[Stored rows start]
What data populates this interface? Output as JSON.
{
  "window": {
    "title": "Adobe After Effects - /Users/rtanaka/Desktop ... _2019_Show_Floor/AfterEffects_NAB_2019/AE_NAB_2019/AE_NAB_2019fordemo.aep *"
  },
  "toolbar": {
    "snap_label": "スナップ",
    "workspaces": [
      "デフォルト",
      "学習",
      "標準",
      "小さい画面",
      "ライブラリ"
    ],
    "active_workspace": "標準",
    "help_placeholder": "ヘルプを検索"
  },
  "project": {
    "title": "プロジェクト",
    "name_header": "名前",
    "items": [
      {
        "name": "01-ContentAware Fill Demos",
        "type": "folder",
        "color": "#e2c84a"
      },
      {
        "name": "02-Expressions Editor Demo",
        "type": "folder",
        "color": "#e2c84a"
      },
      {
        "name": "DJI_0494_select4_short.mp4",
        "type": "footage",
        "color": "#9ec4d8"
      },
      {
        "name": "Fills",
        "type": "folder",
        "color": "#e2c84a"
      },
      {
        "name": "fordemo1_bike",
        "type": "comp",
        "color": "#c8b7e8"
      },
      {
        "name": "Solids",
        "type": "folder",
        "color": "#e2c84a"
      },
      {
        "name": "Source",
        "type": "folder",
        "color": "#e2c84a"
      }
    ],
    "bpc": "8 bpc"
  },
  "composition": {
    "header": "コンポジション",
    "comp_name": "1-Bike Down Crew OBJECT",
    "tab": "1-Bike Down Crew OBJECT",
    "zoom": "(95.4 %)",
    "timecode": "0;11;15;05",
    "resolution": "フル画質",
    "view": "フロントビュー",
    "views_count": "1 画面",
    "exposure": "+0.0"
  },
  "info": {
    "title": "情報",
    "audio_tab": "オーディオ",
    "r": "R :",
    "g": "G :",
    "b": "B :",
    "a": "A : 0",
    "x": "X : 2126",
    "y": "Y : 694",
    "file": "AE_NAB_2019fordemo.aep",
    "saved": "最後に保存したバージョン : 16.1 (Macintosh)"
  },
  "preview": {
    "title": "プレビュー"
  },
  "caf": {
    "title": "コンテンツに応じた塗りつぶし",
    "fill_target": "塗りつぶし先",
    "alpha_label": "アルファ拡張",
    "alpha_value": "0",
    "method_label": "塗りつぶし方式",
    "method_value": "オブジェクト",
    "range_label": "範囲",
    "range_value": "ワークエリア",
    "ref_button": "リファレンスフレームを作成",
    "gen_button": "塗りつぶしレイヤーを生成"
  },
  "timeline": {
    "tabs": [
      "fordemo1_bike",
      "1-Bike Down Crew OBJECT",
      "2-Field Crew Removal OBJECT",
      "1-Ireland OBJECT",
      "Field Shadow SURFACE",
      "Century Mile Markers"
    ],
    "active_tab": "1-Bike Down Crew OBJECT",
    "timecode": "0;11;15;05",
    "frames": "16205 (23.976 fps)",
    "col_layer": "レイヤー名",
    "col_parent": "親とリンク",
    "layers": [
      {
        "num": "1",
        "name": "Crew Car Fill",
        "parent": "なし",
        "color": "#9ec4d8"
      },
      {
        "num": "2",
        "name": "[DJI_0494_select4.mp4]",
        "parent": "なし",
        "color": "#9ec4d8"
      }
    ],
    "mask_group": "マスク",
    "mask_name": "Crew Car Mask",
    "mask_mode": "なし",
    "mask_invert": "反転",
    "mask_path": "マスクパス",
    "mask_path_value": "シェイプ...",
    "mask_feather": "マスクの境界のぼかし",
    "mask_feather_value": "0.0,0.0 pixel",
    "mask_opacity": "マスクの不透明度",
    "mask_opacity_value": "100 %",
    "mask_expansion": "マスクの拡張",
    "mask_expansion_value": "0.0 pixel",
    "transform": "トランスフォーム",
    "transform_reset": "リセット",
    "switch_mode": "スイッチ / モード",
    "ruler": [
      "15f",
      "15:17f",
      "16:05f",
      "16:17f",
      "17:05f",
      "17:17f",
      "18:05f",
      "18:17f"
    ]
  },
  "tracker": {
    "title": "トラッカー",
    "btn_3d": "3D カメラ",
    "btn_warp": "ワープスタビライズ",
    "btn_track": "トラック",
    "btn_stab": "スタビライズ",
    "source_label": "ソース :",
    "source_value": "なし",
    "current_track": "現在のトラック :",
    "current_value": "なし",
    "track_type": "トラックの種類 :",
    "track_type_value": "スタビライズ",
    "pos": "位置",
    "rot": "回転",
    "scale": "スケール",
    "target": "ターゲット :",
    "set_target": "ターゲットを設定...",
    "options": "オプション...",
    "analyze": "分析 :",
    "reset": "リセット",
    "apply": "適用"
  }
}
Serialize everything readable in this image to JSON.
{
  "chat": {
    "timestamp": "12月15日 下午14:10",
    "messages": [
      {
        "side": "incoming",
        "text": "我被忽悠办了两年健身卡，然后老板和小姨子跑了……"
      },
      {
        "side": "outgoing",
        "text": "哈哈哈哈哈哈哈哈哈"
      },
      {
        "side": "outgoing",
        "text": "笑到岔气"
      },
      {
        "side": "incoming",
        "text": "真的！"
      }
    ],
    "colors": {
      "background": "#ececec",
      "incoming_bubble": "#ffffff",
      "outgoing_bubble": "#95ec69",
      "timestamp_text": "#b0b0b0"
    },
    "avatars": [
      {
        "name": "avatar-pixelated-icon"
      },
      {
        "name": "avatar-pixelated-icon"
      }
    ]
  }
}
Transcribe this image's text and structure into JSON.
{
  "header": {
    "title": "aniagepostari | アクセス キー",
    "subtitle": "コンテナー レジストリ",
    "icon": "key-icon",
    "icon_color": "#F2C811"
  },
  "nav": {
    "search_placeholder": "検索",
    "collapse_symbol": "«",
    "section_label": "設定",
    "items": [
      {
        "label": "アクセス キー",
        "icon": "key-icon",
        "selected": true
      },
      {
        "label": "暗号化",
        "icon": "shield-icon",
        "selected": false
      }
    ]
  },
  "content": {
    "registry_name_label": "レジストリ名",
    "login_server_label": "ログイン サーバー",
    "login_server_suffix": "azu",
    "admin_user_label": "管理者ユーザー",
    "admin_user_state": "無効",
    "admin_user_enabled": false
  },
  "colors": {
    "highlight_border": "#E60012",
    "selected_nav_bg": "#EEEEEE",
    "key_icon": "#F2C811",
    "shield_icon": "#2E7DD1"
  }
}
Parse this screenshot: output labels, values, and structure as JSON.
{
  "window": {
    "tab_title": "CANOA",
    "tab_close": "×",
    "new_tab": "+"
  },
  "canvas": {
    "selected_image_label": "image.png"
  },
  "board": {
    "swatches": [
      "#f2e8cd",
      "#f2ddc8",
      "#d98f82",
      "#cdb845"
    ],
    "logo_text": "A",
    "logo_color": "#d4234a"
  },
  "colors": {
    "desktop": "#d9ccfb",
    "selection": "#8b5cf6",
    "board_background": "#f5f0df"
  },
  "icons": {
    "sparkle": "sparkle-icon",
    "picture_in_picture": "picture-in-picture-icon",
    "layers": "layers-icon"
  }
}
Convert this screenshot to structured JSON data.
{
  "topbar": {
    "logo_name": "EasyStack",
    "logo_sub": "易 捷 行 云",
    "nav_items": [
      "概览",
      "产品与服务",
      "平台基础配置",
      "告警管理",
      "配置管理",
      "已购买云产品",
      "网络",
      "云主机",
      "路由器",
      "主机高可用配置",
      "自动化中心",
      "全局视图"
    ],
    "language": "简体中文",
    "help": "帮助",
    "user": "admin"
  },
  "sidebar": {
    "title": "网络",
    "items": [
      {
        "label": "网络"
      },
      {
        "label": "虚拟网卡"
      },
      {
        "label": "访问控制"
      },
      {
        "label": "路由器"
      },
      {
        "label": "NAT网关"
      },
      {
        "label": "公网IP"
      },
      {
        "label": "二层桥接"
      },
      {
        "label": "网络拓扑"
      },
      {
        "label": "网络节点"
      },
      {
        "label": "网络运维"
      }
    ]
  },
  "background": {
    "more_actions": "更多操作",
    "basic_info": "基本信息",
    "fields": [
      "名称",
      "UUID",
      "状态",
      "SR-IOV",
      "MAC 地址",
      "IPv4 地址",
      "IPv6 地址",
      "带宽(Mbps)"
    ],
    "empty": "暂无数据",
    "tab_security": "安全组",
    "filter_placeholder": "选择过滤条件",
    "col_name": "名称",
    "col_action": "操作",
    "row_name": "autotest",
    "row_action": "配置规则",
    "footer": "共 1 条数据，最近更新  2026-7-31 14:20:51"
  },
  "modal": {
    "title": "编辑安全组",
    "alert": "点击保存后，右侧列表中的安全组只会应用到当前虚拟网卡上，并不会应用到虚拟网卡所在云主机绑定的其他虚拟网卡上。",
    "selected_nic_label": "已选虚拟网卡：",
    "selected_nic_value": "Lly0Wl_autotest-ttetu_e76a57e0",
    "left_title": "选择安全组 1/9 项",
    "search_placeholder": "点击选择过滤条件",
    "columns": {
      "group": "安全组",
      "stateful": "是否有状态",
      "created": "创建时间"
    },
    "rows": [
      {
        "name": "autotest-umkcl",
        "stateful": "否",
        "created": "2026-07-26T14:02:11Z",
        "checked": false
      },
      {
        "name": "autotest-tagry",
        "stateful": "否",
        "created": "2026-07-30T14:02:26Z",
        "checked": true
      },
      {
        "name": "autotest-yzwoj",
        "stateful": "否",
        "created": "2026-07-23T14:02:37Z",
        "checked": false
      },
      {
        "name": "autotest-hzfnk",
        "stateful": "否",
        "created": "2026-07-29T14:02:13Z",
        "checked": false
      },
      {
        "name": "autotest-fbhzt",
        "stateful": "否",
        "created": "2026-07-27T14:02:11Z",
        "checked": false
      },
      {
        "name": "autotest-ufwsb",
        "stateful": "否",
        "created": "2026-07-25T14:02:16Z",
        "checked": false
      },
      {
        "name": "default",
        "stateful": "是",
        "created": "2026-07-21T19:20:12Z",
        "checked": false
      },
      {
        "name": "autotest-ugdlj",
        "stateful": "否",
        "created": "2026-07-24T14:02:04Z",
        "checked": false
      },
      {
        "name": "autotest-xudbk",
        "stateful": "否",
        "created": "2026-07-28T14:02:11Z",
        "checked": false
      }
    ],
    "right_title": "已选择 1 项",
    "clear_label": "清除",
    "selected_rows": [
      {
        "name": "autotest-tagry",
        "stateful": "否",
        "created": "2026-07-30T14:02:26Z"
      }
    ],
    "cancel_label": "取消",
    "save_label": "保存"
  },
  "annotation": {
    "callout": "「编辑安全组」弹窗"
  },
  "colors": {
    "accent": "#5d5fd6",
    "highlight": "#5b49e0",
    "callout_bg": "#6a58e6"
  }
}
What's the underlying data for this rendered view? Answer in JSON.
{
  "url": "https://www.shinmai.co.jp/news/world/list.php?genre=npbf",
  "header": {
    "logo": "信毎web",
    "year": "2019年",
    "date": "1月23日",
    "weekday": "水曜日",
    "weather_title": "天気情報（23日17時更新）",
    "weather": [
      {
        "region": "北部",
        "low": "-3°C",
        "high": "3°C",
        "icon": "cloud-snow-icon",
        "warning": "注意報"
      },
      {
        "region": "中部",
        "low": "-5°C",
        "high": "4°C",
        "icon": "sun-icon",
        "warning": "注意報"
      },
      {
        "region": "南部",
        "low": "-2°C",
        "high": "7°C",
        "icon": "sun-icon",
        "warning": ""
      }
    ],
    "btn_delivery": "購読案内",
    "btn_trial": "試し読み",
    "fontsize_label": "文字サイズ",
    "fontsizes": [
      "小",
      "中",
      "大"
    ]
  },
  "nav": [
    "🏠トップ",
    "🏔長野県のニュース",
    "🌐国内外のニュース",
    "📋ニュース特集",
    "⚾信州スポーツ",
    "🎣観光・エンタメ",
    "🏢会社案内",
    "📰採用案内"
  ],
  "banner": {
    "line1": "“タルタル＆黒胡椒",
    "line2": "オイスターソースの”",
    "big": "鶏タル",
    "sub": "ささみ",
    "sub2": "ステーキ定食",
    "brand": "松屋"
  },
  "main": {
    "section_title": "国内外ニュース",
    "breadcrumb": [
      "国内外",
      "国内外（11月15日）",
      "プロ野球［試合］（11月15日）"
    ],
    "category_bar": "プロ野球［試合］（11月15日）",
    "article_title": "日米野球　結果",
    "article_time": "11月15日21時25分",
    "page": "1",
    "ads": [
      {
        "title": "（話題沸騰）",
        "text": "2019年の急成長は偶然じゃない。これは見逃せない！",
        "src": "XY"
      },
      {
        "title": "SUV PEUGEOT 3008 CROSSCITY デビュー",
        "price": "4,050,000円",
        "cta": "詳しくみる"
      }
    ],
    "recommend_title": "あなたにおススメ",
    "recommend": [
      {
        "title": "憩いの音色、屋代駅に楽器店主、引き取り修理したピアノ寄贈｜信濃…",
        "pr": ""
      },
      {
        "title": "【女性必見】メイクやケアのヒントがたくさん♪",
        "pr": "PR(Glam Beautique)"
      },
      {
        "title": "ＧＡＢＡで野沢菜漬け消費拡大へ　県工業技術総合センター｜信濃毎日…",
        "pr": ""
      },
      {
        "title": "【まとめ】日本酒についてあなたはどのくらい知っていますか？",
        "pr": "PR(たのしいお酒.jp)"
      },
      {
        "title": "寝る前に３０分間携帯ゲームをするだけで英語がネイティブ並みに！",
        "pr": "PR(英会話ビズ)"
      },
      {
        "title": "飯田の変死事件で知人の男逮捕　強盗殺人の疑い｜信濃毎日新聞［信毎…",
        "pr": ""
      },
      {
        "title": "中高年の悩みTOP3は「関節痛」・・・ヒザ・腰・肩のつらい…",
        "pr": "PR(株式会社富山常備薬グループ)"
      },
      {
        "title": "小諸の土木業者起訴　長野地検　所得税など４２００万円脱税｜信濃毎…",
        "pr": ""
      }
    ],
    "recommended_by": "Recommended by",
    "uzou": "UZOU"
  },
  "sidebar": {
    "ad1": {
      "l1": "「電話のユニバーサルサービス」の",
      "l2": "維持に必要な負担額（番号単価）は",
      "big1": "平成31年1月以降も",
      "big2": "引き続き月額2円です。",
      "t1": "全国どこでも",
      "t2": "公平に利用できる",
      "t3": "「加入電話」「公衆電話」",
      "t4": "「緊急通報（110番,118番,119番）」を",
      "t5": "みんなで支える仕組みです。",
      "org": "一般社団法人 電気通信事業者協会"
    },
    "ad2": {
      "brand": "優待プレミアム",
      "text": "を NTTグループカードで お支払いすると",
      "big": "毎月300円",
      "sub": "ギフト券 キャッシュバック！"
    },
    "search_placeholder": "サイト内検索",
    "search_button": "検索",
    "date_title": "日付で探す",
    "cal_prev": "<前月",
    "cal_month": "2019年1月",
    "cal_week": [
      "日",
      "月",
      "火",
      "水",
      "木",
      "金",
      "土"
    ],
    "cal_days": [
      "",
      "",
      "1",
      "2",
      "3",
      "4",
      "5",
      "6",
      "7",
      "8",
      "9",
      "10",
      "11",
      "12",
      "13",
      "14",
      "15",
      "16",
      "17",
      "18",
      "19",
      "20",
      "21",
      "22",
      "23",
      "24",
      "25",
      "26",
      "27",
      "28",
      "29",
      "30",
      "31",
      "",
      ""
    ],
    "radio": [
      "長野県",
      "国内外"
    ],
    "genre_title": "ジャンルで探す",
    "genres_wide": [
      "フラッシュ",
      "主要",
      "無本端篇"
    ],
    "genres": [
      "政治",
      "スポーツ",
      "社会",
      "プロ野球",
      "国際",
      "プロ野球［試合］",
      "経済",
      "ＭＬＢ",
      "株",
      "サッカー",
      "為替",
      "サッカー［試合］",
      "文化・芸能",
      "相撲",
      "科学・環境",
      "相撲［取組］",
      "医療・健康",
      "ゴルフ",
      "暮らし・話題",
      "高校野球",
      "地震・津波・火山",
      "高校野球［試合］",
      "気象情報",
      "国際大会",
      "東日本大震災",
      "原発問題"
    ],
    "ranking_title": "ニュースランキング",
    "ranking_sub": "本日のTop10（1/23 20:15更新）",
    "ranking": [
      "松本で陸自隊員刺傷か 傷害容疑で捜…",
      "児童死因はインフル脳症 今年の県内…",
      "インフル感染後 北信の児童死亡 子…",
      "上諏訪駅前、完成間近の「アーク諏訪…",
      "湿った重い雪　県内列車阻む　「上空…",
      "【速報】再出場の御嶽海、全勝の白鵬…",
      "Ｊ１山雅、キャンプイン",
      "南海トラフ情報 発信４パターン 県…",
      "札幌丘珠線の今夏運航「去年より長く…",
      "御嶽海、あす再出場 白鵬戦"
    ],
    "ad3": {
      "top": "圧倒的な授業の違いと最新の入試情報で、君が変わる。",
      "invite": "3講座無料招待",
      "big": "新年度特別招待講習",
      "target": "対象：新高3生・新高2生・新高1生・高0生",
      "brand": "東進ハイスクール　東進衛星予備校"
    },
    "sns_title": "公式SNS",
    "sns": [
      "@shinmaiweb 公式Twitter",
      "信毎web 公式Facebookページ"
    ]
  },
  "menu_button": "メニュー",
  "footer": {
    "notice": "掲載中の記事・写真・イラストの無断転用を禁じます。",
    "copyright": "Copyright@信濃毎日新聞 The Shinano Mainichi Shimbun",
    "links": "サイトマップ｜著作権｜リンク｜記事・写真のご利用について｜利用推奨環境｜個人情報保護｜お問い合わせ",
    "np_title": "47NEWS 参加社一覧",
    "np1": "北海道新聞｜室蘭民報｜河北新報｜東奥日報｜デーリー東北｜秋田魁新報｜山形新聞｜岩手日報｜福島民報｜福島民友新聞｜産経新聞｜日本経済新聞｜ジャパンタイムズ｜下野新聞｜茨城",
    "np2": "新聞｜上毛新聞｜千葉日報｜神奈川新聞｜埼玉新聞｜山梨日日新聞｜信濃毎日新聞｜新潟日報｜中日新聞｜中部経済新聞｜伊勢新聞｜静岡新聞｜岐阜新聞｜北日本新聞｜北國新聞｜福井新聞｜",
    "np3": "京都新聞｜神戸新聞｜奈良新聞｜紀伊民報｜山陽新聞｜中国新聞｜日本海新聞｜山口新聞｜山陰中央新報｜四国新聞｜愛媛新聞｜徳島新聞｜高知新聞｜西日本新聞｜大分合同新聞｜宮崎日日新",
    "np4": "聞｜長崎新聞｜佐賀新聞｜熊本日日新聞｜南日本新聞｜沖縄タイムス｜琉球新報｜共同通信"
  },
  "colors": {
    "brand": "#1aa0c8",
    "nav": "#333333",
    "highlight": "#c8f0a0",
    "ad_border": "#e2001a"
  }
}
[Stored rows end]
▶ [Instruction]
Tally up the lines holding the word "this" in the data above, and answer with that figure only.

▶ [Exercise result]
6